## Trecho do texto
• • • • • • •
RECEITA DATA: O BIG BROTHER DA FISCALIZAÇÃO

[início de cena]

Auditor fiscal entra em sua sala na Receita Federal, olha para seu colega e pergunta:

- Qual a pauta de trabalho de hoje?

O colega auditor, muito criativo, sugere:

- Por que não listamos todas as empresas ativas no Brasil que apresentam no quadro societário ativo sócios com óbito para averiguar irregularidades?

Os dois acenam em concordância, elencam os critérios da pesquisa em software específico e, 20 segundos, depois obtêm uma lista completa.

[fim de cena]


A narrativa, que poderia fazer parte de uma releitura de livros de ficção futurista como 1984, trata de realidade na Receita Federal Brasileira após a implantação do projeto Receita Data, um Big Data capaz de computar todos os dados que os contribuintes informam eletronicamente no país. Sua principal aplicabilidade é cruzar grandes volumes de dados, até mesmo de fontes diferentes, em um tempo mínimo no qual traga informações estratégicas para auxílio na tomada de decisão.
• • • • • • •
Dê continuidade ao texto sobre o projeto Receita Data, partindo da última frase apresentada. As linhas são dispensáveis para esta tarefa.
• • • • • • •
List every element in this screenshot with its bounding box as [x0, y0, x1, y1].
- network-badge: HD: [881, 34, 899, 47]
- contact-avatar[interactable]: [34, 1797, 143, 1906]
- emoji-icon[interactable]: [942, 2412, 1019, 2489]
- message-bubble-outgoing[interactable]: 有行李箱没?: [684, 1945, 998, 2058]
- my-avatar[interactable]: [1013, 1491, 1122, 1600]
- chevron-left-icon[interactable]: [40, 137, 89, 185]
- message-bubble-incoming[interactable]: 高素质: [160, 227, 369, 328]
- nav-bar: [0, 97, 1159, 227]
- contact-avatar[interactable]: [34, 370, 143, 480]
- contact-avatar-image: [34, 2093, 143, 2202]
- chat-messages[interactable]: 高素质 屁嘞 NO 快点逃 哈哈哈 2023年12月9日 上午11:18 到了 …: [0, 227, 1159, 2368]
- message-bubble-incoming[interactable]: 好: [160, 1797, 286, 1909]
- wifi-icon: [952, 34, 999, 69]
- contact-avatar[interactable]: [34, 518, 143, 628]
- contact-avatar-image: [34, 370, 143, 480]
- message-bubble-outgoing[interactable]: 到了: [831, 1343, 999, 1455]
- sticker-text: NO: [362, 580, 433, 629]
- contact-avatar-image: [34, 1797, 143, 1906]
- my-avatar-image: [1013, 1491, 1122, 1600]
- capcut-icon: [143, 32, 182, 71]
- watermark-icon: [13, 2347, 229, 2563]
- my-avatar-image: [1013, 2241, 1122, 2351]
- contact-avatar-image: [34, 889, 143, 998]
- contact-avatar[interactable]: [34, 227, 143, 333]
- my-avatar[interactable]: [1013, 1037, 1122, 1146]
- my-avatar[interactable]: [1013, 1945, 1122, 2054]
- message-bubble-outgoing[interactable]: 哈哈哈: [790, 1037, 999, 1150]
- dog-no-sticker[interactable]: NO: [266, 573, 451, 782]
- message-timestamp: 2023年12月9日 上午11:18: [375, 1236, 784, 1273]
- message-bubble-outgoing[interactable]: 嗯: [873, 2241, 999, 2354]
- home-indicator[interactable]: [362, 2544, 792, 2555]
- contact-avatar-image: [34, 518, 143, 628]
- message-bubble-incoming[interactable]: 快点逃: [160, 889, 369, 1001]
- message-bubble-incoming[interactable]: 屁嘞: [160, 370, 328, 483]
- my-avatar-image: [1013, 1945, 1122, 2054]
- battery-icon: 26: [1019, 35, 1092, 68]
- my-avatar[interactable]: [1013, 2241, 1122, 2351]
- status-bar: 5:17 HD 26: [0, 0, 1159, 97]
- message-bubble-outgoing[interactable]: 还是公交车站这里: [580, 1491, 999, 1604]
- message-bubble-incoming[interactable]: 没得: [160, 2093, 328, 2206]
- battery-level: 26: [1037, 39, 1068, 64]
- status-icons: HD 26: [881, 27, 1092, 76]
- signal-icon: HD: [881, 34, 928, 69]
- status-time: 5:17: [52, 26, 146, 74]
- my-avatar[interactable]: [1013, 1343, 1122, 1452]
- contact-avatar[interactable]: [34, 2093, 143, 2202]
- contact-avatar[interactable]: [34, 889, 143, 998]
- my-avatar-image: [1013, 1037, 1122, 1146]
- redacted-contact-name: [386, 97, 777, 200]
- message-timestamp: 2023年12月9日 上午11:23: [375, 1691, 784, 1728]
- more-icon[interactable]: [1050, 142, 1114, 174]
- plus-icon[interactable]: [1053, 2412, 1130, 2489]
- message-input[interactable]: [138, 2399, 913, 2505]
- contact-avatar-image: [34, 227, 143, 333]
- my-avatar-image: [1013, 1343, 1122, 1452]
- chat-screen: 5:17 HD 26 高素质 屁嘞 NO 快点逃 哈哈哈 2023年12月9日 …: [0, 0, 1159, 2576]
• • • • • • •
## Resposta escrita
Esse ambiente de dados inovador possibilita que, em 02 minutos, a Receita Federal possua lista de todos os estabelecimentos de empresas diferentes que constam no mesmo endereço (por similaridade de palavras no logradouro, combinado com CEP, número e complemento).


E o que fazer com as horas restantes de trabalho? Ao auditor se abre um admirável mundo novo. A ele é proporcionado uma tecnologia de apoio a tomada de decisão fiscalizatória apenas imaginada na ficção científica. A técnica fiscal, dessa forma, torna-se mais complexa e começa a se interessar por movimentos evasivos mais especializados.


O tempo da análise aumenta: em 03 minutos é possível analisar empresários individuais e empresas individuais de responsabilidade limitada que movimentaram grande número de notas fiscais ou valores expressivos para apenas um destinatário, operações vulgarmente chamadas de “noteiras”.


O novo big brother não concentra sua lente apenas nas empresas. A partir das Declarações de Imposto de Renda de Pessoa Física – DIRPF, em 80 minutos, é capaz de identificar todos os casos nos quais duas pessoas declararam despesas médicas para um mínimo de 06 prestadores em comum. 27 milhões de declarações analisadas em 1 hora e 20 minutos, o tempo de um filme.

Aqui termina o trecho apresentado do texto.